━━━ Material for this task ━━━
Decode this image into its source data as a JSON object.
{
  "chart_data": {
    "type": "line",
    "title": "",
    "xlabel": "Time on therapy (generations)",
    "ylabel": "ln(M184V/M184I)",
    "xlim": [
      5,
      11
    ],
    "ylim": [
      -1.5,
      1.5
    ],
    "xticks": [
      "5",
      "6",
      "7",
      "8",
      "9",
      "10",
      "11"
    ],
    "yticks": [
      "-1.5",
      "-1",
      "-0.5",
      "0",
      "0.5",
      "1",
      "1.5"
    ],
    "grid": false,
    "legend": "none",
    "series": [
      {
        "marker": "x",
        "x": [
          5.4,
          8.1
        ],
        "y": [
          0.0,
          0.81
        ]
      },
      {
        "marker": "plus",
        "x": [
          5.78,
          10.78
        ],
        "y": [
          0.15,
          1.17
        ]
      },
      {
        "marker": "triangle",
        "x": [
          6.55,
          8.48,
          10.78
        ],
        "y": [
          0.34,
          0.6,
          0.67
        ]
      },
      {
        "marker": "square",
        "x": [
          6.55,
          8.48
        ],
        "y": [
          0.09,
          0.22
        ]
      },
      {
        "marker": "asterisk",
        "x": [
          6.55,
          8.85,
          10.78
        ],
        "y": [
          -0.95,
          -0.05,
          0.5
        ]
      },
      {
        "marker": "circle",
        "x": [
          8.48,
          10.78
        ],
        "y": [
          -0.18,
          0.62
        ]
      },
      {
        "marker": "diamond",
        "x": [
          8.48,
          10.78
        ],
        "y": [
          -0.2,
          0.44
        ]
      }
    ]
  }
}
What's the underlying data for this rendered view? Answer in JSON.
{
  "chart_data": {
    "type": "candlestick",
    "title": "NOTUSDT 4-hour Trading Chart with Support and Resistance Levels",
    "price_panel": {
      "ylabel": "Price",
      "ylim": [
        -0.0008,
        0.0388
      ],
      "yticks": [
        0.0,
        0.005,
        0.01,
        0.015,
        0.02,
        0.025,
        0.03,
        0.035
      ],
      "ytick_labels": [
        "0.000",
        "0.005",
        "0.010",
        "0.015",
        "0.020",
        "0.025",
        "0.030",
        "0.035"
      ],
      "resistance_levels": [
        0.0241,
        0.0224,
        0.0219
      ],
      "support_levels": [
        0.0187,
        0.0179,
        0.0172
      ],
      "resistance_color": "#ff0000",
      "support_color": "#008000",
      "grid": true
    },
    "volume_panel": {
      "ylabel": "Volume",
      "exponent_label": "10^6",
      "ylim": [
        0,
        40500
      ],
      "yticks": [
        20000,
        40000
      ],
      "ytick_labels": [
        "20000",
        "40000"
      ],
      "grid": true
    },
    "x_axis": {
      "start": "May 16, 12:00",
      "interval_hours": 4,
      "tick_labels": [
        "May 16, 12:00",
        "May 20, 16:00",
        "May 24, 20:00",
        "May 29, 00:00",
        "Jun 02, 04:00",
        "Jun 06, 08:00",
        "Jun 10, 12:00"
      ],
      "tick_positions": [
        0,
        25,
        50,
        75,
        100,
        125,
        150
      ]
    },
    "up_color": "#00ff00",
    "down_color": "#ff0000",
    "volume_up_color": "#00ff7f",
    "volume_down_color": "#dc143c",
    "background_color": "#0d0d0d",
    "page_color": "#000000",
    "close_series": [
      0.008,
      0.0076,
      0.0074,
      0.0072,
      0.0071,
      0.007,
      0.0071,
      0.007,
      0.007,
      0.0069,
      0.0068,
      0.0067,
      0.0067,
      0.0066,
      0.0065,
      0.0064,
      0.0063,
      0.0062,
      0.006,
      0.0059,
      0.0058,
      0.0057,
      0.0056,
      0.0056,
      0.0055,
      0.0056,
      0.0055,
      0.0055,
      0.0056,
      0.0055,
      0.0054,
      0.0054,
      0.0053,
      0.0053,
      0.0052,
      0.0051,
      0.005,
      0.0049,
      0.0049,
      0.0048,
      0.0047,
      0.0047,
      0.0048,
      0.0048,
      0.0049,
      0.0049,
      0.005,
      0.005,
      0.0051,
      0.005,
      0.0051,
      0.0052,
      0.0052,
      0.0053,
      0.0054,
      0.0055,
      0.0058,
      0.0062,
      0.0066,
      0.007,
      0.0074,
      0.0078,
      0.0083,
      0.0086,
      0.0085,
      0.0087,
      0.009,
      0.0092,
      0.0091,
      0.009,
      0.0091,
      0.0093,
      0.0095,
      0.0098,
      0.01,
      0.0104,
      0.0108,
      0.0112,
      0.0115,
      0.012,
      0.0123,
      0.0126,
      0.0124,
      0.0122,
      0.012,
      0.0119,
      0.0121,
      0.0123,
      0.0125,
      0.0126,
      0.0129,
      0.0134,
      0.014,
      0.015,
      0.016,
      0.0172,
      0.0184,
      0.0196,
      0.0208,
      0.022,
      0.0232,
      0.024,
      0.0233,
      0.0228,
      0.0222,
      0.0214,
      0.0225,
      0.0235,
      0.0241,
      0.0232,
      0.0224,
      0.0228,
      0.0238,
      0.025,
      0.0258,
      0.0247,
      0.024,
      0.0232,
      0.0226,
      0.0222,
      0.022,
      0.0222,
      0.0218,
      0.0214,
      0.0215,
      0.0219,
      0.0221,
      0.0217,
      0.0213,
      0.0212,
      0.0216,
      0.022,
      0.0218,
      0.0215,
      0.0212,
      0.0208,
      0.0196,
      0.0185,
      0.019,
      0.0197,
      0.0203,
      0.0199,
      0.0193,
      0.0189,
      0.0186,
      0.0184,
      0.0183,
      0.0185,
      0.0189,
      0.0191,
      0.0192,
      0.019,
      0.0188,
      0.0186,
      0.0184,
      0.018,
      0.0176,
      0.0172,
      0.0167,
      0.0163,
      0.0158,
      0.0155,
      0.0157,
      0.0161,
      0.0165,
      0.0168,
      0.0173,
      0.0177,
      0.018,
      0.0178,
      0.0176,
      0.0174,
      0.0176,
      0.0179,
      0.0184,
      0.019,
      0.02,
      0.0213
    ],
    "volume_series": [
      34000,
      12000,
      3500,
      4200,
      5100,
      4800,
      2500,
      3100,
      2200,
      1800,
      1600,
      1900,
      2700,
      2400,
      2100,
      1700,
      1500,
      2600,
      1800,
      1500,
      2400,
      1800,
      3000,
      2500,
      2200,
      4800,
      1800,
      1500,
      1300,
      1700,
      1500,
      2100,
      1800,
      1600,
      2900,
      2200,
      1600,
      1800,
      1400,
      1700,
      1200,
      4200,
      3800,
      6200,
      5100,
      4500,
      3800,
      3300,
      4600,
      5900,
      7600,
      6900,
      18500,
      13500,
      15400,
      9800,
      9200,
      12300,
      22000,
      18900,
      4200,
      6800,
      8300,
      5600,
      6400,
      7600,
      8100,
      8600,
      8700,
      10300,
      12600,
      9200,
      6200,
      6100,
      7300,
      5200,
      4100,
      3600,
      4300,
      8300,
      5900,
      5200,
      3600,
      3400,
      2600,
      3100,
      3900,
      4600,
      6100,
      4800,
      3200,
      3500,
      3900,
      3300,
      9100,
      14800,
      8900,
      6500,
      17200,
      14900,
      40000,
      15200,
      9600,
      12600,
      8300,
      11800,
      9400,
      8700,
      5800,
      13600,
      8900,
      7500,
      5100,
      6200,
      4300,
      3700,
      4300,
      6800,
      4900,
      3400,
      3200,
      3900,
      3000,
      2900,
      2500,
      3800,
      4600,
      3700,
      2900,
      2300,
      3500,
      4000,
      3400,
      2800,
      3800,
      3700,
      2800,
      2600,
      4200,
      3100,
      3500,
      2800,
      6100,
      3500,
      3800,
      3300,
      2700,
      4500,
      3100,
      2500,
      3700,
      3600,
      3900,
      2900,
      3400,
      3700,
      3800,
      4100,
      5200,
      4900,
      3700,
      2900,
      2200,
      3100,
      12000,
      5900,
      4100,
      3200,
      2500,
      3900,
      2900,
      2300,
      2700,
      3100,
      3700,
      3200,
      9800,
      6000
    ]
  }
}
━━━
Scan the lines above for "title", then copy every one that has it.

**Response**
    "title": "",
    "title": "NOTUSDT 4-hour Trading Chart with Support and Resistance Levels",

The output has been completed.